• Exercise prompt: Return every line of the records below verbatim, with no pictures in the copy.

• Provided material:
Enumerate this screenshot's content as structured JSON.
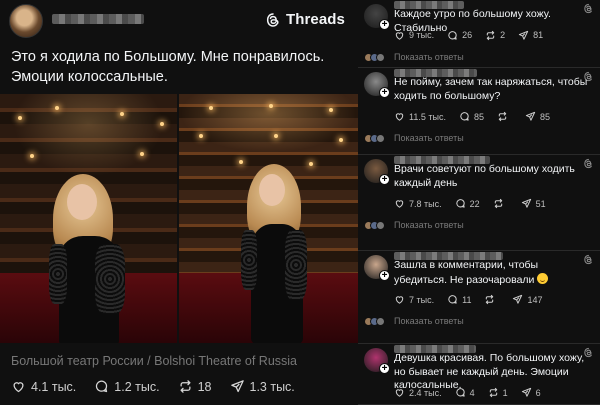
{
  "post": {
    "brand": "Threads",
    "text_line1": "Это я ходила по Большому. Мне понравилось.",
    "text_line2": "Эмоции колоссальные.",
    "caption": "Большой театр России / Bolshoi Theatre of Russia",
    "stats": {
      "likes": "4.1 тыс.",
      "comments": "1.2 тыс.",
      "reposts": "18",
      "shares": "1.3 тыс."
    }
  },
  "replies": [
    {
      "text": "Каждое утро по большому хожу. Стабильно",
      "likes": "9 тыс.",
      "comments": "26",
      "reposts": "2",
      "shares": "81",
      "show_replies": "Показать ответы",
      "avatar_color": "#444"
    },
    {
      "text": "Не пойму, зачем так наряжаться, чтобы ходить по большому?",
      "likes": "11.5 тыс.",
      "comments": "85",
      "reposts": "",
      "shares": "85",
      "show_replies": "Показать ответы",
      "avatar_color": "#8a8a8a"
    },
    {
      "text": "Врачи советуют по большому ходить каждый день",
      "likes": "7.8 тыс.",
      "comments": "22",
      "reposts": "",
      "shares": "51",
      "show_replies": "Показать ответы",
      "avatar_color": "#7a5a40"
    },
    {
      "text": "Зашла в комментарии, чтобы убедиться. Не разочаровали",
      "likes": "7 тыс.",
      "comments": "11",
      "reposts": "",
      "shares": "147",
      "show_replies": "Показать ответы",
      "avatar_color": "#c9a68c"
    },
    {
      "text": "Девушка красивая. По большому хожу, но бывает не каждый день. Эмоции калосальные.",
      "likes": "2.4 тыс.",
      "comments": "4",
      "reposts": "1",
      "shares": "6",
      "avatar_color": "#b0346e"
    }
  ]
}
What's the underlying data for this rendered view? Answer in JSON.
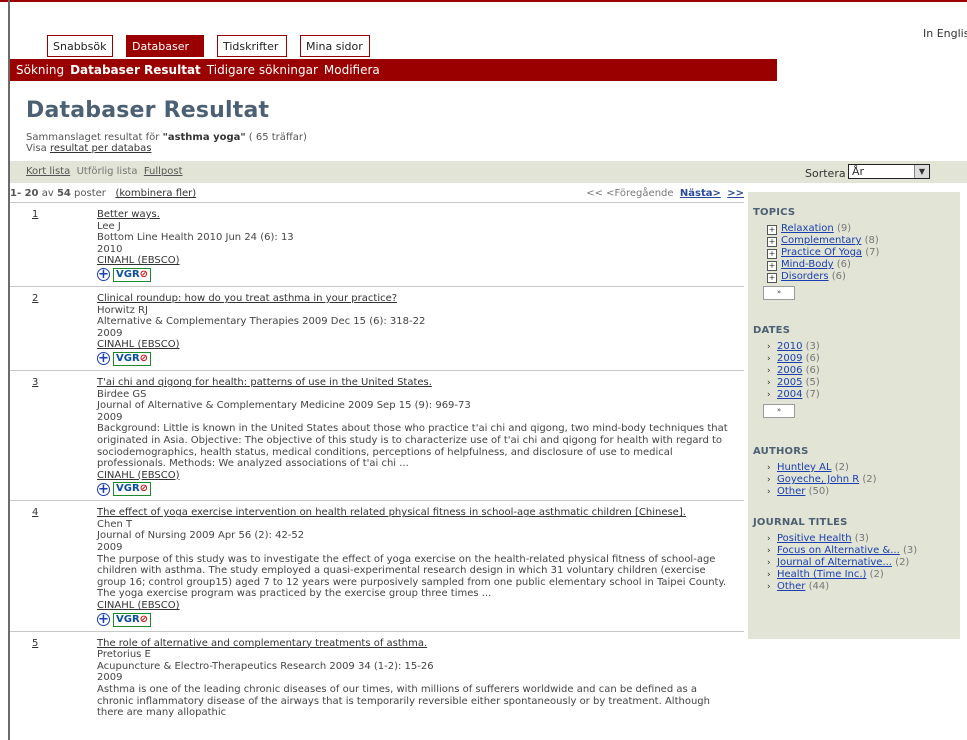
{
  "lang_link": "In English",
  "tabs": [
    {
      "label": "Snabbsök",
      "active": false
    },
    {
      "label": "Databaser",
      "active": true
    },
    {
      "label": "Tidskrifter",
      "active": false
    },
    {
      "label": "Mina sidor",
      "active": false
    }
  ],
  "subnav": {
    "item1": "Sökning",
    "item2": "Databaser Resultat",
    "item3": "Tidigare sökningar",
    "item4": "Modifiera"
  },
  "page_title": "Databaser Resultat",
  "summary": {
    "prefix": "Sammanslaget resultat för",
    "query": "\"asthma yoga\"",
    "hits": "( 65 träffar)",
    "visa": "Visa",
    "per_db_link": "resultat per databas"
  },
  "view_options": {
    "short": "Kort lista",
    "detailed": "Utförlig lista",
    "full": "Fullpost"
  },
  "sort": {
    "label": "Sortera på:",
    "value": "År"
  },
  "paging": {
    "range": "1- 20",
    "of": "av",
    "total": "54",
    "posts": "poster",
    "combine": "(kombinera fler)",
    "prev": "<< <Föregående",
    "next": "Nästa>",
    "last": ">>"
  },
  "records": [
    {
      "num": "1",
      "title": "Better ways.",
      "author": "Lee J",
      "journal": "Bottom Line Health 2010 Jun 24 (6): 13",
      "year": "2010",
      "abstract": "",
      "source": "CINAHL (EBSCO)"
    },
    {
      "num": "2",
      "title": "Clinical roundup: how do you treat asthma in your practice?",
      "author": "Horwitz RJ",
      "journal": "Alternative & Complementary Therapies 2009 Dec 15 (6): 318-22",
      "year": "2009",
      "abstract": "",
      "source": "CINAHL (EBSCO)"
    },
    {
      "num": "3",
      "title": "T'ai chi and qigong for health: patterns of use in the United States.",
      "author": "Birdee GS",
      "journal": "Journal of Alternative & Complementary Medicine 2009 Sep 15 (9): 969-73",
      "year": "2009",
      "abstract": "Background: Little is known in the United States about those who practice t'ai chi and qigong, two mind-body techniques that originated in Asia. Objective: The objective of this study is to characterize use of t'ai chi and qigong for health with regard to sociodemographics, health status, medical conditions, perceptions of helpfulness, and disclosure of use to medical professionals. Methods: We analyzed associations of t'ai chi ...",
      "source": "CINAHL (EBSCO)"
    },
    {
      "num": "4",
      "title": "The effect of yoga exercise intervention on health related physical fitness in school-age asthmatic children [Chinese].",
      "author": "Chen T",
      "journal": "Journal of Nursing 2009 Apr 56 (2): 42-52",
      "year": "2009",
      "abstract": "The purpose of this study was to investigate the effect of yoga exercise on the health-related physical fitness of school-age children with asthma. The study employed a quasi-experimental research design in which 31 voluntary children (exercise group 16; control group15) aged 7 to 12 years were purposively sampled from one public elementary school in Taipei County. The yoga exercise program was practiced by the exercise group three times ...",
      "source": "CINAHL (EBSCO)"
    },
    {
      "num": "5",
      "title": "The role of alternative and complementary treatments of asthma.",
      "author": "Pretorius E",
      "journal": "Acupuncture & Electro-Therapeutics Research 2009 34 (1-2): 15-26",
      "year": "2009",
      "abstract": "Asthma is one of the leading chronic diseases of our times, with millions of sufferers worldwide and can be defined as a chronic inflammatory disease of the airways that is temporarily reversible either spontaneously or by treatment. Although there are many allopathic",
      "source": ""
    }
  ],
  "badge": {
    "vgr": "VGR",
    "symbol": "⊘"
  },
  "sidebar": {
    "topics": {
      "head": "TOPICS",
      "items": [
        {
          "label": "Relaxation",
          "count": "(9)"
        },
        {
          "label": "Complementary",
          "count": "(8)"
        },
        {
          "label": "Practice Of Yoga",
          "count": "(7)"
        },
        {
          "label": "Mind-Body",
          "count": "(6)"
        },
        {
          "label": "Disorders",
          "count": "(6)"
        }
      ]
    },
    "dates": {
      "head": "DATES",
      "items": [
        {
          "label": "2010",
          "count": "(3)"
        },
        {
          "label": "2009",
          "count": "(6)"
        },
        {
          "label": "2006",
          "count": "(6)"
        },
        {
          "label": "2005",
          "count": "(5)"
        },
        {
          "label": "2004",
          "count": "(7)"
        }
      ]
    },
    "authors": {
      "head": "AUTHORS",
      "items": [
        {
          "label": "Huntley AL",
          "count": "(2)"
        },
        {
          "label": "Goyeche, John R",
          "count": "(2)"
        },
        {
          "label": "Other",
          "count": "(50)"
        }
      ]
    },
    "journals": {
      "head": "JOURNAL TITLES",
      "items": [
        {
          "label": "Positive Health",
          "count": "(3)"
        },
        {
          "label": "Focus on Alternative &...",
          "count": "(3)"
        },
        {
          "label": "Journal of Alternative...",
          "count": "(2)"
        },
        {
          "label": "Health (Time Inc.)",
          "count": "(2)"
        },
        {
          "label": "Other",
          "count": "(44)"
        }
      ]
    },
    "more_symbol": "»"
  }
}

• Response:
Enumerate this screenshot's content as structured JSON.
{
  "post": {
    "brand": "Threads",
    "text_line1": "Это я ходила по Большому. Мне понравилось.",
    "text_line2": "Эмоции колоссальные.",
    "caption": "Большой театр России / Bolshoi Theatre of Russia",
    "stats": {
      "likes": "4.1 тыс.",
      "comments": "1.2 тыс.",
      "reposts": "18",
      "shares": "1.3 тыс."
    }
  },
  "replies": [
    {
      "text": "Каждое утро по большому хожу. Стабильно",
      "likes": "9 тыс.",
      "comments": "26",
      "reposts": "2",
      "shares": "81",
      "show_replies": "Показать ответы",
      "avatar_color": "#444"
    },
    {
      "text": "Не пойму, зачем так наряжаться, чтобы ходить по большому?",
      "likes": "11.5 тыс.",
      "comments": "85",
      "reposts": "",
      "shares": "85",
      "show_replies": "Показать ответы",
      "avatar_color": "#8a8a8a"
    },
    {
      "text": "Врачи советуют по большому ходить каждый день",
      "likes": "7.8 тыс.",
      "comments": "22",
      "reposts": "",
      "shares": "51",
      "show_replies": "Показать ответы",
      "avatar_color": "#7a5a40"
    },
    {
      "text": "Зашла в комментарии, чтобы убедиться. Не разочаровали",
      "likes": "7 тыс.",
      "comments": "11",
      "reposts": "",
      "shares": "147",
      "show_replies": "Показать ответы",
      "avatar_color": "#c9a68c"
    },
    {
      "text": "Девушка красивая. По большому хожу, но бывает не каждый день. Эмоции калосальные.",
      "likes": "2.4 тыс.",
      "comments": "4",
      "reposts": "1",
      "shares": "6",
      "avatar_color": "#b0346e"
    }
  ]
}
What's the underlying data for this rendered view? Answer in JSON.
{
  "lang_link": "In English",
  "tabs": [
    {
      "label": "Snabbsök",
      "active": false
    },
    {
      "label": "Databaser",
      "active": true
    },
    {
      "label": "Tidskrifter",
      "active": false
    },
    {
      "label": "Mina sidor",
      "active": false
    }
  ],
  "subnav": {
    "item1": "Sökning",
    "item2": "Databaser Resultat",
    "item3": "Tidigare sökningar",
    "item4": "Modifiera"
  },
  "page_title": "Databaser Resultat",
  "summary": {
    "prefix": "Sammanslaget resultat för",
    "query": "\"asthma yoga\"",
    "hits": "( 65 träffar)",
    "visa": "Visa",
    "per_db_link": "resultat per databas"
  },
  "view_options": {
    "short": "Kort lista",
    "detailed": "Utförlig lista",
    "full": "Fullpost"
  },
  "sort": {
    "label": "Sortera på:",
    "value": "År"
  },
  "paging": {
    "range": "1- 20",
    "of": "av",
    "total": "54",
    "posts": "poster",
    "combine": "(kombinera fler)",
    "prev": "<< <Föregående",
    "next": "Nästa>",
    "last": ">>"
  },
  "records": [
    {
      "num": "1",
      "title": "Better ways.",
      "author": "Lee J",
      "journal": "Bottom Line Health 2010 Jun 24 (6): 13",
      "year": "2010",
      "abstract": "",
      "source": "CINAHL (EBSCO)"
    },
    {
      "num": "2",
      "title": "Clinical roundup: how do you treat asthma in your practice?",
      "author": "Horwitz RJ",
      "journal": "Alternative & Complementary Therapies 2009 Dec 15 (6): 318-22",
      "year": "2009",
      "abstract": "",
      "source": "CINAHL (EBSCO)"
    },
    {
      "num": "3",
      "title": "T'ai chi and qigong for health: patterns of use in the United States.",
      "author": "Birdee GS",
      "journal": "Journal of Alternative & Complementary Medicine 2009 Sep 15 (9): 969-73",
      "year": "2009",
      "abstract": "Background: Little is known in the United States about those who practice t'ai chi and qigong, two mind-body techniques that originated in Asia. Objective: The objective of this study is to characterize use of t'ai chi and qigong for health with regard to sociodemographics, health status, medical conditions, perceptions of helpfulness, and disclosure of use to medical professionals. Methods: We analyzed associations of t'ai chi ...",
      "source": "CINAHL (EBSCO)"
    },
    {
      "num": "4",
      "title": "The effect of yoga exercise intervention on health related physical fitness in school-age asthmatic children [Chinese].",
      "author": "Chen T",
      "journal": "Journal of Nursing 2009 Apr 56 (2): 42-52",
      "year": "2009",
      "abstract": "The purpose of this study was to investigate the effect of yoga exercise on the health-related physical fitness of school-age children with asthma. The study employed a quasi-experimental research design in which 31 voluntary children (exercise group 16; control group15) aged 7 to 12 years were purposively sampled from one public elementary school in Taipei County. The yoga exercise program was practiced by the exercise group three times ...",
      "source": "CINAHL (EBSCO)"
    },
    {
      "num": "5",
      "title": "The role of alternative and complementary treatments of asthma.",
      "author": "Pretorius E",
      "journal": "Acupuncture & Electro-Therapeutics Research 2009 34 (1-2): 15-26",
      "year": "2009",
      "abstract": "Asthma is one of the leading chronic diseases of our times, with millions of sufferers worldwide and can be defined as a chronic inflammatory disease of the airways that is temporarily reversible either spontaneously or by treatment. Although there are many allopathic",
      "source": ""
    }
  ],
  "badge": {
    "vgr": "VGR",
    "symbol": "⊘"
  },
  "sidebar": {
    "topics": {
      "head": "TOPICS",
      "items": [
        {
          "label": "Relaxation",
          "count": "(9)"
        },
        {
          "label": "Complementary",
          "count": "(8)"
        },
        {
          "label": "Practice Of Yoga",
          "count": "(7)"
        },
        {
          "label": "Mind-Body",
          "count": "(6)"
        },
        {
          "label": "Disorders",
          "count": "(6)"
        }
      ]
    },
    "dates": {
      "head": "DATES",
      "items": [
        {
          "label": "2010",
          "count": "(3)"
        },
        {
          "label": "2009",
          "count": "(6)"
        },
        {
          "label": "2006",
          "count": "(6)"
        },
        {
          "label": "2005",
          "count": "(5)"
        },
        {
          "label": "2004",
          "count": "(7)"
        }
      ]
    },
    "authors": {
      "head": "AUTHORS",
      "items": [
        {
          "label": "Huntley AL",
          "count": "(2)"
        },
        {
          "label": "Goyeche, John R",
          "count": "(2)"
        },
        {
          "label": "Other",
          "count": "(50)"
        }
      ]
    },
    "journals": {
      "head": "JOURNAL TITLES",
      "items": [
        {
          "label": "Positive Health",
          "count": "(3)"
        },
        {
          "label": "Focus on Alternative &...",
          "count": "(3)"
        },
        {
          "label": "Journal of Alternative...",
          "count": "(2)"
        },
        {
          "label": "Health (Time Inc.)",
          "count": "(2)"
        },
        {
          "label": "Other",
          "count": "(44)"
        }
      ]
    },
    "more_symbol": "»"
  }
}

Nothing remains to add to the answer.